_To be done:_ Take every line that has the string "получается" and copy it out.

— START Exercise data —

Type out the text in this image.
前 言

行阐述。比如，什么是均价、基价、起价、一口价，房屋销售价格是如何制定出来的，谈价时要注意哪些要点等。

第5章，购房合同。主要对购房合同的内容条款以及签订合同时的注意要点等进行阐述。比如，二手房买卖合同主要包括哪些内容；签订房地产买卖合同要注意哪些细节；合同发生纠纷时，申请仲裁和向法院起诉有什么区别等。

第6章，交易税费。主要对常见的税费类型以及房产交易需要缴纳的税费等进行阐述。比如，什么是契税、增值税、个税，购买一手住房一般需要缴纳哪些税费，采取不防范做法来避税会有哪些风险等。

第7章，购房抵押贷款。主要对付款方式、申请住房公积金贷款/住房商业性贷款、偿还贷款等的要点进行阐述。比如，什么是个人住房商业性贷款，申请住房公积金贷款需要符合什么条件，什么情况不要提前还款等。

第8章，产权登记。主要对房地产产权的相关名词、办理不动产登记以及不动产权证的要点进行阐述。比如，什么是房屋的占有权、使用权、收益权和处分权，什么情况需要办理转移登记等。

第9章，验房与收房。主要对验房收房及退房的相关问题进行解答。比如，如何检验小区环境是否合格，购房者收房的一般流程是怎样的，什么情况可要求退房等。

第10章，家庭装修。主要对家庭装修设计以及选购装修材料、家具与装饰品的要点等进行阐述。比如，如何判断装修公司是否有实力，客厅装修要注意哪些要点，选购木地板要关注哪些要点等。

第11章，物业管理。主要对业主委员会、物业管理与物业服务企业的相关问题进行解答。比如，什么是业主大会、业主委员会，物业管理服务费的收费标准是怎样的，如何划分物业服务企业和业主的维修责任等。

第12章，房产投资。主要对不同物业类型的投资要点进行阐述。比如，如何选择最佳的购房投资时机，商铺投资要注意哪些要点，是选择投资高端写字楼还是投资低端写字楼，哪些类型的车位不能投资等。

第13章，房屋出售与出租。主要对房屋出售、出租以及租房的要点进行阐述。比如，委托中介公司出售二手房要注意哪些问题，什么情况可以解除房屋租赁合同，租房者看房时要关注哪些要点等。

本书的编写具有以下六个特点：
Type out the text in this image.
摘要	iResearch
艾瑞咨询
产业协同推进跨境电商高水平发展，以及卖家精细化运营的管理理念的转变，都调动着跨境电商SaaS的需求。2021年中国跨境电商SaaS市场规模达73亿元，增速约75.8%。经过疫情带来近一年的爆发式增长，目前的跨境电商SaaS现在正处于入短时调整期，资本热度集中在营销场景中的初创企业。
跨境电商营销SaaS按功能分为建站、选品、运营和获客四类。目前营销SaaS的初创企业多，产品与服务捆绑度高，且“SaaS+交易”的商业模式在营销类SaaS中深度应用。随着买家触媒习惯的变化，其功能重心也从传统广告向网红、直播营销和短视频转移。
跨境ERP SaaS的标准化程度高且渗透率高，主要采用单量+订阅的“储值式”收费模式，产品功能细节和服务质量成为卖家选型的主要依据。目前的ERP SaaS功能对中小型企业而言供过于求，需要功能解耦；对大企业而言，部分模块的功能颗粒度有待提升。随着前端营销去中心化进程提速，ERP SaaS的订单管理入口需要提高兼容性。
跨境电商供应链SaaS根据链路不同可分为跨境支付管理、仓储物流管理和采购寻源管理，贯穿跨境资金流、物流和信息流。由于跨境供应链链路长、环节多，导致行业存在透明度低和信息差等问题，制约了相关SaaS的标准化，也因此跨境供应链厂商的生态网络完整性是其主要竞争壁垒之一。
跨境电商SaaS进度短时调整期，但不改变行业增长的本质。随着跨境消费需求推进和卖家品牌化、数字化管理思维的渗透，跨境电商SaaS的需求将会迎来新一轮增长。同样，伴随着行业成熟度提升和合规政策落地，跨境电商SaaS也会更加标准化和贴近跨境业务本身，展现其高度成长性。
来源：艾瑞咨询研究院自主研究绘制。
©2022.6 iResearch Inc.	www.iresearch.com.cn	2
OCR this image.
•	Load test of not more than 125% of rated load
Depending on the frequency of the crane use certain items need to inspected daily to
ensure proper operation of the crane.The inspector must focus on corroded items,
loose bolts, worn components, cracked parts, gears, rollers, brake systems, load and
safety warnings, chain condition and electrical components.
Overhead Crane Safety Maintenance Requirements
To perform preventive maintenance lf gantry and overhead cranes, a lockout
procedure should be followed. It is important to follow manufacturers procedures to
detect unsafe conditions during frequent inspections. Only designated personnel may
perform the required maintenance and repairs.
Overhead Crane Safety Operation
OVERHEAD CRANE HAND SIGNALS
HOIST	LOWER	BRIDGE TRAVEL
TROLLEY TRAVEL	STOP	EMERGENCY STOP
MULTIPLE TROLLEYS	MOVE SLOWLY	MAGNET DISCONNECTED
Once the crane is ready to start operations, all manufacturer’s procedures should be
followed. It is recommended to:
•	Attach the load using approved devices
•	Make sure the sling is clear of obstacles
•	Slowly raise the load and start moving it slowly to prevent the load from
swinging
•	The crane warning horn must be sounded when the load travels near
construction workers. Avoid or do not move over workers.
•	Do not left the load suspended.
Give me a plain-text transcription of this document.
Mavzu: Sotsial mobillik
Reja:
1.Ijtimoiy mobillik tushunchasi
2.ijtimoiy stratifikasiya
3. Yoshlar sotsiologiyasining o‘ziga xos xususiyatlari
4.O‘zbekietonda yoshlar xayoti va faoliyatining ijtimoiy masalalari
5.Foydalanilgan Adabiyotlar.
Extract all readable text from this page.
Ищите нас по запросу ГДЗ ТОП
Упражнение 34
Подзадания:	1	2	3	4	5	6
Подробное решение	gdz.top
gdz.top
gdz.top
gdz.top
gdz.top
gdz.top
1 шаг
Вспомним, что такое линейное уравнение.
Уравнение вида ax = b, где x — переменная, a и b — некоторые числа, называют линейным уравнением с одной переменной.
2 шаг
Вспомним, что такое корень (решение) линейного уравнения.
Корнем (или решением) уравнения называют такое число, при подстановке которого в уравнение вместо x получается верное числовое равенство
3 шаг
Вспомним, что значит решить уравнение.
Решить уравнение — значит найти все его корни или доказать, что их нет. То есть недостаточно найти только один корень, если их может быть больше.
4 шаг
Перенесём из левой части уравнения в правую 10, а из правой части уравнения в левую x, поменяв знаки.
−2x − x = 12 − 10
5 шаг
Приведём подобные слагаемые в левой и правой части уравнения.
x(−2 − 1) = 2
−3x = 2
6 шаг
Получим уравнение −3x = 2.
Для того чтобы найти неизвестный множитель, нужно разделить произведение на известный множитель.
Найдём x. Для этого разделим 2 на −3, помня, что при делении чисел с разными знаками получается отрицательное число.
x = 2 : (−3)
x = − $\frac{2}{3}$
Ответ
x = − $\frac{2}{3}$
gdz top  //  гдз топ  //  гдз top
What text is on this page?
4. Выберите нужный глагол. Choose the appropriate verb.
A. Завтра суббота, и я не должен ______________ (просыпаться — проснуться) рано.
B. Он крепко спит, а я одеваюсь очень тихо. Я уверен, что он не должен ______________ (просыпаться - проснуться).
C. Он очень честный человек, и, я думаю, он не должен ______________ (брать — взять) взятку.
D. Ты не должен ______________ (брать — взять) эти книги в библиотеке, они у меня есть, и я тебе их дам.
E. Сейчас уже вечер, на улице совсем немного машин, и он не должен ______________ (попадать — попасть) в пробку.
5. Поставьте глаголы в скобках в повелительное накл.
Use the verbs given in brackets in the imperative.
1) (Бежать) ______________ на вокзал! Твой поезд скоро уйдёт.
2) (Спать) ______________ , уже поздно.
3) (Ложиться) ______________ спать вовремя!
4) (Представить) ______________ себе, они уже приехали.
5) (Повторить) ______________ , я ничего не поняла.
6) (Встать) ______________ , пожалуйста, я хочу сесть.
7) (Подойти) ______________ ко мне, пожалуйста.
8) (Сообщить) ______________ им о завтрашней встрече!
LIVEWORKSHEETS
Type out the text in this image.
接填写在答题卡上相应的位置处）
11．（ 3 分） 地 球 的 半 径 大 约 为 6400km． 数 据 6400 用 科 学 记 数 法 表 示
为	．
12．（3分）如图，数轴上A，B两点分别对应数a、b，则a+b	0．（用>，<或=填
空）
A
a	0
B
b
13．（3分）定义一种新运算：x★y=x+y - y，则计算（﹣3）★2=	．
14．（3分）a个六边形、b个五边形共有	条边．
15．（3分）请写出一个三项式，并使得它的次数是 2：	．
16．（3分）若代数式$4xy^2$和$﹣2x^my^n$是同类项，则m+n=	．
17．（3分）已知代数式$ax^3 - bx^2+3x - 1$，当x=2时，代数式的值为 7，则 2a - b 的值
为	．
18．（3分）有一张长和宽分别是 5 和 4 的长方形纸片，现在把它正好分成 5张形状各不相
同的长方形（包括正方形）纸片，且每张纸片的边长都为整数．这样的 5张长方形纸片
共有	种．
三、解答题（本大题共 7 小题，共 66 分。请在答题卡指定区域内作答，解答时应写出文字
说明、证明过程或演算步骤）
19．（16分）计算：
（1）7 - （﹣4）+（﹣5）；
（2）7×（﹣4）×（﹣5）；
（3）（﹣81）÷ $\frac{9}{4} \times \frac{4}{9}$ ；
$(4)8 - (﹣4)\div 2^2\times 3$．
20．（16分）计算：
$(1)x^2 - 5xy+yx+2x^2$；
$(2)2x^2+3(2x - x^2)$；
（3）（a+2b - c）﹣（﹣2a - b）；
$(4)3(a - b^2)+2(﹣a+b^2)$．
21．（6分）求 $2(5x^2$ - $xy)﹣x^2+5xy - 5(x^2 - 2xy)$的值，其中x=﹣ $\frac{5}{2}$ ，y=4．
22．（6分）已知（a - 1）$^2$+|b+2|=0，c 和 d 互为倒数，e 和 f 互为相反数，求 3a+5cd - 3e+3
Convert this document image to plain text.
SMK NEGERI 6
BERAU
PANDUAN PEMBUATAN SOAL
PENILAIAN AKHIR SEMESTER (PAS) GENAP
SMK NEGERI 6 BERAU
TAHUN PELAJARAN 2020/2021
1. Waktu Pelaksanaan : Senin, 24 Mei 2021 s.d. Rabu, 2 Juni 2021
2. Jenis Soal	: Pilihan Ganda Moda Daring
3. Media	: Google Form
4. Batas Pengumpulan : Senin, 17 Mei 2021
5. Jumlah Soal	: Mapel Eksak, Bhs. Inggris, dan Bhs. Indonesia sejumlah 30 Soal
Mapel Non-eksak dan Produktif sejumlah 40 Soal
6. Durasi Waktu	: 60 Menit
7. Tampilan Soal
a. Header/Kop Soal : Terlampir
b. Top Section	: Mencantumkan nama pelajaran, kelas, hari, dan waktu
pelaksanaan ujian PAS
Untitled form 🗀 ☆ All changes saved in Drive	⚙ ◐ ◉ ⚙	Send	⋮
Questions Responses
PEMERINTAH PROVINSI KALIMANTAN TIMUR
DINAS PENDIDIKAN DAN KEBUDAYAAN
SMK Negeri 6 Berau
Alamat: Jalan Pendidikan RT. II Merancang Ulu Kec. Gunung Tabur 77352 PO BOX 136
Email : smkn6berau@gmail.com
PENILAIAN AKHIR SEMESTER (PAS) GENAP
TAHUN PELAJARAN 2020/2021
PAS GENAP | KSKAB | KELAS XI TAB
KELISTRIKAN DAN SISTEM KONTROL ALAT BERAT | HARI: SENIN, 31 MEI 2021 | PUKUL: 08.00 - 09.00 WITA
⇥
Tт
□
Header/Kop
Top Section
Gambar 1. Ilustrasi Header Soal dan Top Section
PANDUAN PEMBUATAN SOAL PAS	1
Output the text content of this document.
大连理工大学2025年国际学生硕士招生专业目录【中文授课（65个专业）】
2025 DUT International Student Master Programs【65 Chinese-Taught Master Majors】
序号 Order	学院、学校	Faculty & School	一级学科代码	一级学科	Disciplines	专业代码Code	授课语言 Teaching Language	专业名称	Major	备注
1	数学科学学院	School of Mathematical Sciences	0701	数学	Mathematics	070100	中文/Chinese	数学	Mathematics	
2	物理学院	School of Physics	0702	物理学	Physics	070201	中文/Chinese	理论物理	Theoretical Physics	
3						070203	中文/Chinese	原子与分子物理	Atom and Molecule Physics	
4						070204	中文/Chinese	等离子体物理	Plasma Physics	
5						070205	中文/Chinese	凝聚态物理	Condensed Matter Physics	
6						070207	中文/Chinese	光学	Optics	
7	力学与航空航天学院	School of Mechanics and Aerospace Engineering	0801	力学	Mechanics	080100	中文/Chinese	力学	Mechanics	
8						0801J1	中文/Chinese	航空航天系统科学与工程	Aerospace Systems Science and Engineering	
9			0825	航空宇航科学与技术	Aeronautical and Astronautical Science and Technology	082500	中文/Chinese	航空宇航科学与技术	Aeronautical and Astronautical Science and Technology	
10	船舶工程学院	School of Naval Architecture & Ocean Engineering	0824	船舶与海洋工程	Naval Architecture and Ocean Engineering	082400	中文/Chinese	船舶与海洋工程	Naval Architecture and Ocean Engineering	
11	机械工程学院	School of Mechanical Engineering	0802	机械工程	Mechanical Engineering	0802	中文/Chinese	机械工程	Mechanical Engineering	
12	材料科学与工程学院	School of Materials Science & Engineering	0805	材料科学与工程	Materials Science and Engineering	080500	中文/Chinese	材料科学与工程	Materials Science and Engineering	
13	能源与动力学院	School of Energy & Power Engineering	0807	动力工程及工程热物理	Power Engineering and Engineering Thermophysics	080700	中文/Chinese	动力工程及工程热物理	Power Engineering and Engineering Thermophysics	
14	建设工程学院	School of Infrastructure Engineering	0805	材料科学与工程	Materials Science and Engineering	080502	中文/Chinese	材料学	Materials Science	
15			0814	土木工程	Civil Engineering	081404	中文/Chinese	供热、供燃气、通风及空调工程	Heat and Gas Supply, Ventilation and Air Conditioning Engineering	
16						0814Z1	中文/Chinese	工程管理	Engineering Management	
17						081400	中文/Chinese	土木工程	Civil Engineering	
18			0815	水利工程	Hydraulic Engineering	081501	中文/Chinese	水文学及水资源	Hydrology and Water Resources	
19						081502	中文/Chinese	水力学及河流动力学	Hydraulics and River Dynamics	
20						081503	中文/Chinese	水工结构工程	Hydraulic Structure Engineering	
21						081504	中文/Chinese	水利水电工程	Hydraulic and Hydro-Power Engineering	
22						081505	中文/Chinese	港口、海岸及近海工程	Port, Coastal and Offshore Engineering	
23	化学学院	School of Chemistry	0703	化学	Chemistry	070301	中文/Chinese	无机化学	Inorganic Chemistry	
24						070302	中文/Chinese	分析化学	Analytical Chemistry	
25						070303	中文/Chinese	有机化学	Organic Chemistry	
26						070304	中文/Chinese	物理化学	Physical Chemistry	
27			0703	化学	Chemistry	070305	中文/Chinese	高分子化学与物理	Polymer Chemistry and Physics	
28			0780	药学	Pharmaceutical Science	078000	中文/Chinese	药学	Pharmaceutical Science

— END Exercise data —

_The completed task:_
Корнем (или решением) уравнения называют такое число, при подстановке которого в уравнение вместо x получается верное числовое равенство
Найдём x. Для этого разделим 2 на −3, помня, что при делении чисел с разными знаками получается отрицательное число.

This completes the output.